__THE TASK__
Repeat the records word for word, excluding any picture.

__RECORDS TO USE__
■ ■ ■ ■

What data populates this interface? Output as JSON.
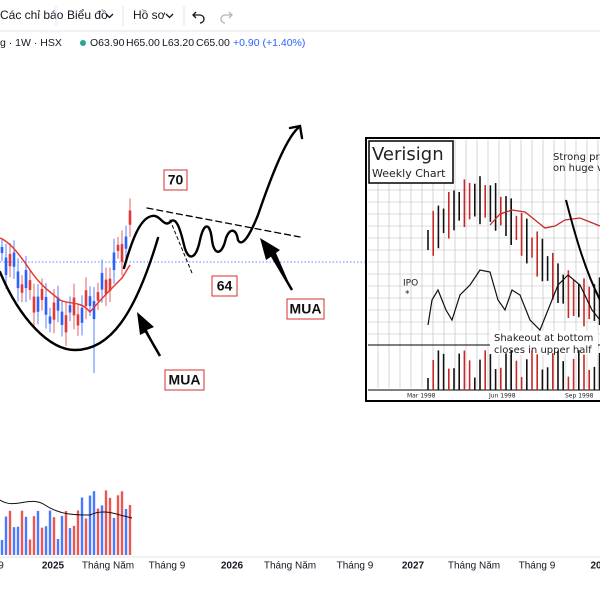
{
  "toolbar": {
    "indicators": "Các chỉ báo",
    "chart": "Biểu đồ",
    "profile": "Hồ sơ"
  },
  "header": {
    "symbol": "g · 1W · HSX",
    "open": "O63.90",
    "high": "H65.00",
    "low": "L63.20",
    "close": "C65.00",
    "change": "+0.90 (+1.40%)"
  },
  "annotations": {
    "level_high": "70",
    "level_low": "64",
    "buy_1": "MUA",
    "buy_2": "MUA"
  },
  "inset": {
    "title": "Verisign",
    "subtitle": "Weekly Chart",
    "note_top_1": "Strong pri",
    "note_top_2": "on huge v",
    "ipo": "IPO",
    "star": "*",
    "note_bottom_1": "Shakeout at bottom",
    "note_bottom_2": "closes in upper half",
    "dates": [
      "Mar 1998",
      "Jun 1998",
      "Sep 1998"
    ]
  },
  "x_axis": [
    "9",
    "2025",
    "Tháng Năm",
    "Tháng 9",
    "2026",
    "Tháng Năm",
    "Tháng 9",
    "2027",
    "Tháng Năm",
    "Tháng 9",
    "20"
  ]
}
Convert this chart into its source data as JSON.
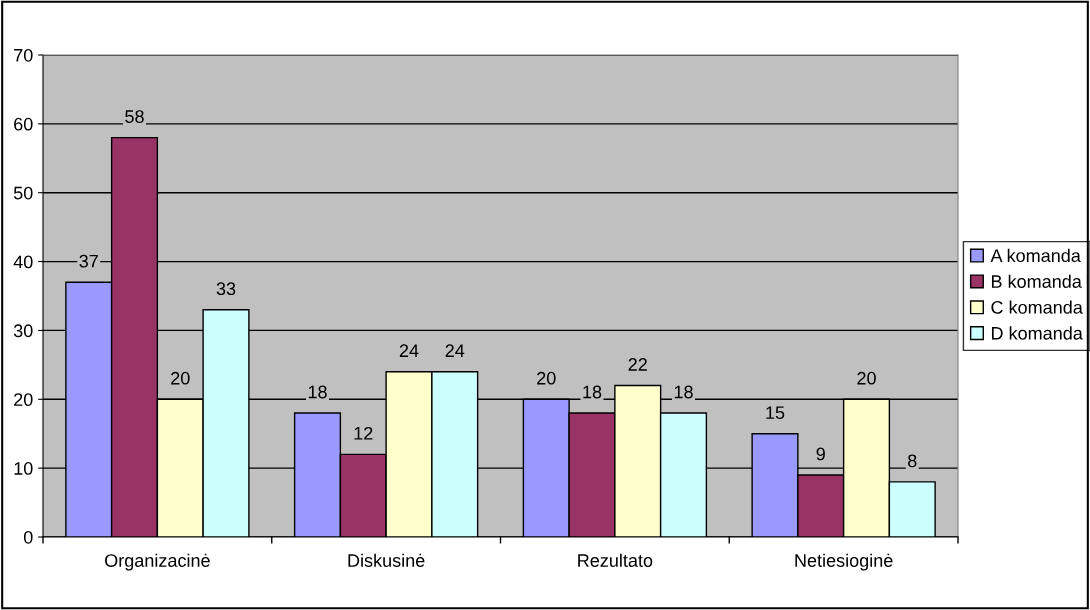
{
  "chart_data": {
    "type": "bar",
    "categories": [
      "Organizacinė",
      "Diskusinė",
      "Rezultato",
      "Netiesioginė"
    ],
    "series": [
      {
        "name": "A komanda",
        "color": "#9999ff",
        "values": [
          37,
          18,
          20,
          15
        ]
      },
      {
        "name": "B komanda",
        "color": "#993366",
        "values": [
          58,
          12,
          18,
          9
        ]
      },
      {
        "name": "C komanda",
        "color": "#ffffcc",
        "values": [
          20,
          24,
          22,
          20
        ]
      },
      {
        "name": "D komanda",
        "color": "#ccffff",
        "values": [
          33,
          24,
          18,
          8
        ]
      }
    ],
    "ylim": [
      0,
      70
    ],
    "yticks": [
      0,
      10,
      20,
      30,
      40,
      50,
      60,
      70
    ],
    "grid": "y",
    "legend": "right",
    "data_labels": true
  }
}
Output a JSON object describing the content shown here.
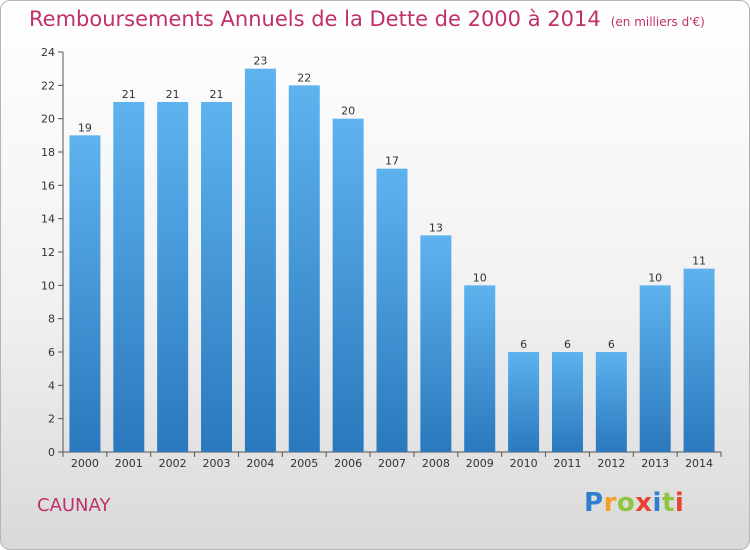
{
  "title": "Remboursements Annuels de la Dette de 2000 à 2014",
  "unit": "(en milliers d'€)",
  "commune": "CAUNAY",
  "logo": {
    "letters": [
      "P",
      "r",
      "o",
      "x",
      "i",
      "t",
      "i"
    ],
    "colors": [
      "#2f7fd1",
      "#f2a126",
      "#8fc53f",
      "#e8432f",
      "#2f7fd1",
      "#8fc53f",
      "#e8432f"
    ]
  },
  "colors": {
    "bar_top": "#5eb3ef",
    "bar_bottom": "#2a78bd",
    "title": "#c0306a"
  },
  "chart_data": {
    "type": "bar",
    "title": "Remboursements Annuels de la Dette de 2000 à 2014",
    "subtitle": "(en milliers d'€)",
    "categories": [
      "2000",
      "2001",
      "2002",
      "2003",
      "2004",
      "2005",
      "2006",
      "2007",
      "2008",
      "2009",
      "2010",
      "2011",
      "2012",
      "2013",
      "2014"
    ],
    "values": [
      19,
      21,
      21,
      21,
      23,
      22,
      20,
      17,
      13,
      10,
      6,
      6,
      6,
      10,
      11
    ],
    "ylim": [
      0,
      24
    ],
    "yticks": [
      0,
      2,
      4,
      6,
      8,
      10,
      12,
      14,
      16,
      18,
      20,
      22,
      24
    ],
    "xlabel": "",
    "ylabel": "",
    "grid": false,
    "legend": "none"
  }
}
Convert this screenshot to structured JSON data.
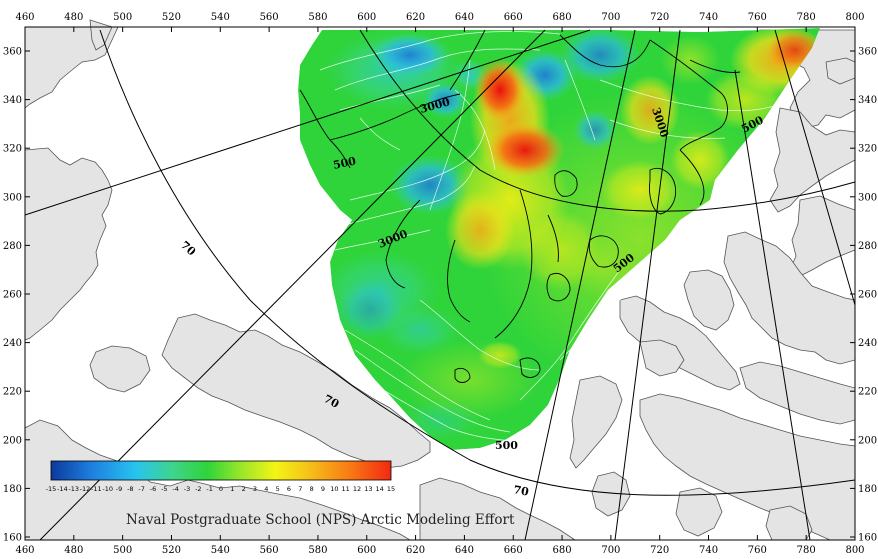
{
  "chart_data": {
    "type": "heatmap",
    "x_ticks": [
      "460",
      "480",
      "500",
      "520",
      "540",
      "560",
      "580",
      "600",
      "620",
      "640",
      "660",
      "680",
      "700",
      "720",
      "740",
      "760",
      "780",
      "800"
    ],
    "y_ticks": [
      "360",
      "340",
      "320",
      "300",
      "280",
      "260",
      "240",
      "220",
      "200",
      "180",
      "160"
    ],
    "colorbar": {
      "labels": [
        "-15",
        "-14",
        "-13",
        "-12",
        "-11",
        "-10",
        "-9",
        "-8",
        "-7",
        "-6",
        "-5",
        "-4",
        "-3",
        "-2",
        "-1",
        "0",
        "1",
        "2",
        "3",
        "4",
        "5",
        "6",
        "7",
        "8",
        "9",
        "10",
        "11",
        "12",
        "13",
        "14",
        "15"
      ],
      "range": [
        -15,
        15
      ],
      "colors": [
        "#0a3a9c",
        "#1e7fe0",
        "#27c4ef",
        "#3fd48a",
        "#2fd43a",
        "#9be62a",
        "#f3f514",
        "#f6c01a",
        "#f77a14",
        "#f42812"
      ]
    },
    "contour_labels": [
      {
        "text": "3000"
      },
      {
        "text": "3000"
      },
      {
        "text": "3000"
      },
      {
        "text": "500"
      },
      {
        "text": "500"
      },
      {
        "text": "500"
      },
      {
        "text": "500"
      }
    ],
    "latitude_labels": [
      {
        "text": "70"
      },
      {
        "text": "70"
      },
      {
        "text": "70"
      }
    ],
    "credit": "Naval Postgraduate School (NPS) Arctic Modeling Effort",
    "land_color": "#e4e4e4",
    "ocean_color": "#ffffff"
  }
}
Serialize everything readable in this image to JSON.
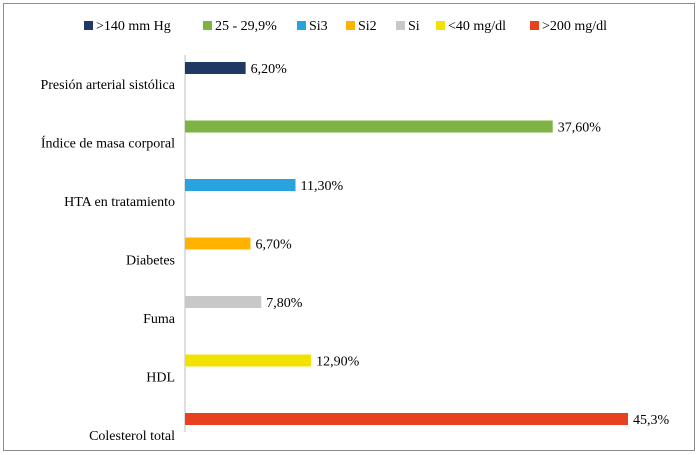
{
  "chart_data": {
    "type": "bar",
    "orientation": "horizontal",
    "categories": [
      "Presión arterial sistólica",
      "Índice de masa corporal",
      "HTA en tratamiento",
      "Diabetes",
      "Fuma",
      "HDL",
      "Colesterol total"
    ],
    "series": [
      {
        "name": ">140 mm Hg",
        "color": "#1f3864",
        "values": [
          6.2,
          null,
          null,
          null,
          null,
          null,
          null
        ]
      },
      {
        "name": "25 - 29,9%",
        "color": "#7cb342",
        "values": [
          null,
          37.6,
          null,
          null,
          null,
          null,
          null
        ]
      },
      {
        "name": "Si3",
        "color": "#29a3e0",
        "values": [
          null,
          null,
          11.3,
          null,
          null,
          null,
          null
        ]
      },
      {
        "name": "Si2",
        "color": "#ffb300",
        "values": [
          null,
          null,
          null,
          6.7,
          null,
          null,
          null
        ]
      },
      {
        "name": "Si",
        "color": "#c8c8c8",
        "values": [
          null,
          null,
          null,
          null,
          7.8,
          null,
          null
        ]
      },
      {
        "name": "<40 mg/dl",
        "color": "#f2e200",
        "values": [
          null,
          null,
          null,
          null,
          null,
          12.9,
          null
        ]
      },
      {
        "name": ">200 mg/dl",
        "color": "#e8411f",
        "values": [
          null,
          null,
          null,
          null,
          null,
          null,
          45.3
        ]
      }
    ],
    "data_labels": [
      "6,20%",
      "37,60%",
      "11,30%",
      "6,70%",
      "7,80%",
      "12,90%",
      "45,3%"
    ],
    "xlim": [
      0,
      50
    ],
    "grid": false,
    "legend_position": "top"
  }
}
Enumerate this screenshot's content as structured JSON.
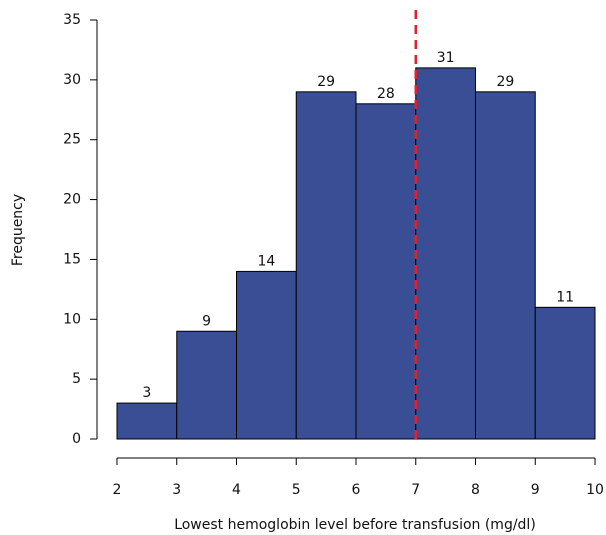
{
  "chart_data": {
    "type": "histogram",
    "xlabel": "Lowest hemoglobin level before transfusion (mg/dl)",
    "ylabel": "Frequency",
    "bins": [
      2,
      3,
      4,
      5,
      6,
      7,
      8,
      9,
      10
    ],
    "values": [
      3,
      9,
      14,
      29,
      28,
      31,
      29,
      11
    ],
    "color": "#3a4e96",
    "xlim": [
      2,
      10
    ],
    "xticks": [
      2,
      3,
      4,
      5,
      6,
      7,
      8,
      9,
      10
    ],
    "ylim": [
      0,
      35
    ],
    "yticks": [
      0,
      5,
      10,
      15,
      20,
      25,
      30,
      35
    ],
    "vline": 7,
    "vline_color": "#e0202a"
  }
}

■ ■ ■ ■

__CORRECT RESULT__
What data populates this interface? Output as JSON.
{
  "toolbar": {
    "indicators": "Các chỉ báo",
    "chart": "Biểu đồ",
    "profile": "Hồ sơ"
  },
  "header": {
    "symbol": "g · 1W · HSX",
    "open": "O63.90",
    "high": "H65.00",
    "low": "L63.20",
    "close": "C65.00",
    "change": "+0.90 (+1.40%)"
  },
  "annotations": {
    "level_high": "70",
    "level_low": "64",
    "buy_1": "MUA",
    "buy_2": "MUA"
  },
  "inset": {
    "title": "Verisign",
    "subtitle": "Weekly Chart",
    "note_top_1": "Strong pri",
    "note_top_2": "on huge v",
    "ipo": "IPO",
    "star": "*",
    "note_bottom_1": "Shakeout at bottom",
    "note_bottom_2": "closes in upper half",
    "dates": [
      "Mar 1998",
      "Jun 1998",
      "Sep 1998"
    ]
  },
  "x_axis": [
    "9",
    "2025",
    "Tháng Năm",
    "Tháng 9",
    "2026",
    "Tháng Năm",
    "Tháng 9",
    "2027",
    "Tháng Năm",
    "Tháng 9",
    "20"
  ]
}
Convert this chart into its source data as JSON.
{
  "chart_data": {
    "type": "bar",
    "categories": [
      "Organizacinė",
      "Diskusinė",
      "Rezultato",
      "Netiesioginė"
    ],
    "series": [
      {
        "name": "A komanda",
        "color": "#9999ff",
        "values": [
          37,
          18,
          20,
          15
        ]
      },
      {
        "name": "B komanda",
        "color": "#993366",
        "values": [
          58,
          12,
          18,
          9
        ]
      },
      {
        "name": "C komanda",
        "color": "#ffffcc",
        "values": [
          20,
          24,
          22,
          20
        ]
      },
      {
        "name": "D komanda",
        "color": "#ccffff",
        "values": [
          33,
          24,
          18,
          8
        ]
      }
    ],
    "ylim": [
      0,
      70
    ],
    "yticks": [
      0,
      10,
      20,
      30,
      40,
      50,
      60,
      70
    ],
    "grid": "y",
    "legend": "right",
    "data_labels": true
  }
}
Output a JSON object describing the content shown here.
{
  "title": "Remboursements Annuels de la Dette de 2000 à 2014",
  "unit": "(en milliers d'€)",
  "commune": "CAUNAY",
  "logo": {
    "letters": [
      "P",
      "r",
      "o",
      "x",
      "i",
      "t",
      "i"
    ],
    "colors": [
      "#2f7fd1",
      "#f2a126",
      "#8fc53f",
      "#e8432f",
      "#2f7fd1",
      "#8fc53f",
      "#e8432f"
    ]
  },
  "colors": {
    "bar_top": "#5eb3ef",
    "bar_bottom": "#2a78bd",
    "title": "#c0306a"
  },
  "chart_data": {
    "type": "bar",
    "title": "Remboursements Annuels de la Dette de 2000 à 2014",
    "subtitle": "(en milliers d'€)",
    "categories": [
      "2000",
      "2001",
      "2002",
      "2003",
      "2004",
      "2005",
      "2006",
      "2007",
      "2008",
      "2009",
      "2010",
      "2011",
      "2012",
      "2013",
      "2014"
    ],
    "values": [
      19,
      21,
      21,
      21,
      23,
      22,
      20,
      17,
      13,
      10,
      6,
      6,
      6,
      10,
      11
    ],
    "ylim": [
      0,
      24
    ],
    "yticks": [
      0,
      2,
      4,
      6,
      8,
      10,
      12,
      14,
      16,
      18,
      20,
      22,
      24
    ],
    "xlabel": "",
    "ylabel": "",
    "grid": false,
    "legend": "none"
  }
}
Convert this screenshot to structured JSON data.
{
  "chart_data": {
    "type": "heatmap",
    "x_ticks": [
      "460",
      "480",
      "500",
      "520",
      "540",
      "560",
      "580",
      "600",
      "620",
      "640",
      "660",
      "680",
      "700",
      "720",
      "740",
      "760",
      "780",
      "800"
    ],
    "y_ticks": [
      "360",
      "340",
      "320",
      "300",
      "280",
      "260",
      "240",
      "220",
      "200",
      "180",
      "160"
    ],
    "colorbar": {
      "labels": [
        "-15",
        "-14",
        "-13",
        "-12",
        "-11",
        "-10",
        "-9",
        "-8",
        "-7",
        "-6",
        "-5",
        "-4",
        "-3",
        "-2",
        "-1",
        "0",
        "1",
        "2",
        "3",
        "4",
        "5",
        "6",
        "7",
        "8",
        "9",
        "10",
        "11",
        "12",
        "13",
        "14",
        "15"
      ],
      "range": [
        -15,
        15
      ],
      "colors": [
        "#0a3a9c",
        "#1e7fe0",
        "#27c4ef",
        "#3fd48a",
        "#2fd43a",
        "#9be62a",
        "#f3f514",
        "#f6c01a",
        "#f77a14",
        "#f42812"
      ]
    },
    "contour_labels": [
      {
        "text": "3000"
      },
      {
        "text": "3000"
      },
      {
        "text": "3000"
      },
      {
        "text": "500"
      },
      {
        "text": "500"
      },
      {
        "text": "500"
      },
      {
        "text": "500"
      }
    ],
    "latitude_labels": [
      {
        "text": "70"
      },
      {
        "text": "70"
      },
      {
        "text": "70"
      }
    ],
    "credit": "Naval Postgraduate School (NPS) Arctic Modeling Effort",
    "land_color": "#e4e4e4",
    "ocean_color": "#ffffff"
  }
}
Serialize everything readable in this image to JSON.
{
  "chart_data": {
    "type": "bar",
    "orientation": "horizontal",
    "categories": [
      "Presión arterial sistólica",
      "Índice de masa corporal",
      "HTA en tratamiento",
      "Diabetes",
      "Fuma",
      "HDL",
      "Colesterol total"
    ],
    "series": [
      {
        "name": ">140 mm Hg",
        "color": "#1f3864",
        "values": [
          6.2,
          null,
          null,
          null,
          null,
          null,
          null
        ]
      },
      {
        "name": "25 - 29,9%",
        "color": "#7cb342",
        "values": [
          null,
          37.6,
          null,
          null,
          null,
          null,
          null
        ]
      },
      {
        "name": "Si3",
        "color": "#29a3e0",
        "values": [
          null,
          null,
          11.3,
          null,
          null,
          null,
          null
        ]
      },
      {
        "name": "Si2",
        "color": "#ffb300",
        "values": [
          null,
          null,
          null,
          6.7,
          null,
          null,
          null
        ]
      },
      {
        "name": "Si",
        "color": "#c8c8c8",
        "values": [
          null,
          null,
          null,
          null,
          7.8,
          null,
          null
        ]
      },
      {
        "name": "<40 mg/dl",
        "color": "#f2e200",
        "values": [
          null,
          null,
          null,
          null,
          null,
          12.9,
          null
        ]
      },
      {
        "name": ">200 mg/dl",
        "color": "#e8411f",
        "values": [
          null,
          null,
          null,
          null,
          null,
          null,
          45.3
        ]
      }
    ],
    "data_labels": [
      "6,20%",
      "37,60%",
      "11,30%",
      "6,70%",
      "7,80%",
      "12,90%",
      "45,3%"
    ],
    "xlim": [
      0,
      50
    ],
    "grid": false,
    "legend_position": "top"
  }
}
Enumerate this screenshot's content as structured JSON.
{
  "chart_data": {
    "type": "histogram",
    "xlabel": "Lowest hemoglobin level before transfusion (mg/dl)",
    "ylabel": "Frequency",
    "bins": [
      2,
      3,
      4,
      5,
      6,
      7,
      8,
      9,
      10
    ],
    "values": [
      3,
      9,
      14,
      29,
      28,
      31,
      29,
      11
    ],
    "color": "#3a4e96",
    "xlim": [
      2,
      10
    ],
    "xticks": [
      2,
      3,
      4,
      5,
      6,
      7,
      8,
      9,
      10
    ],
    "ylim": [
      0,
      35
    ],
    "yticks": [
      0,
      5,
      10,
      15,
      20,
      25,
      30,
      35
    ],
    "vline": 7,
    "vline_color": "#e0202a"
  }
}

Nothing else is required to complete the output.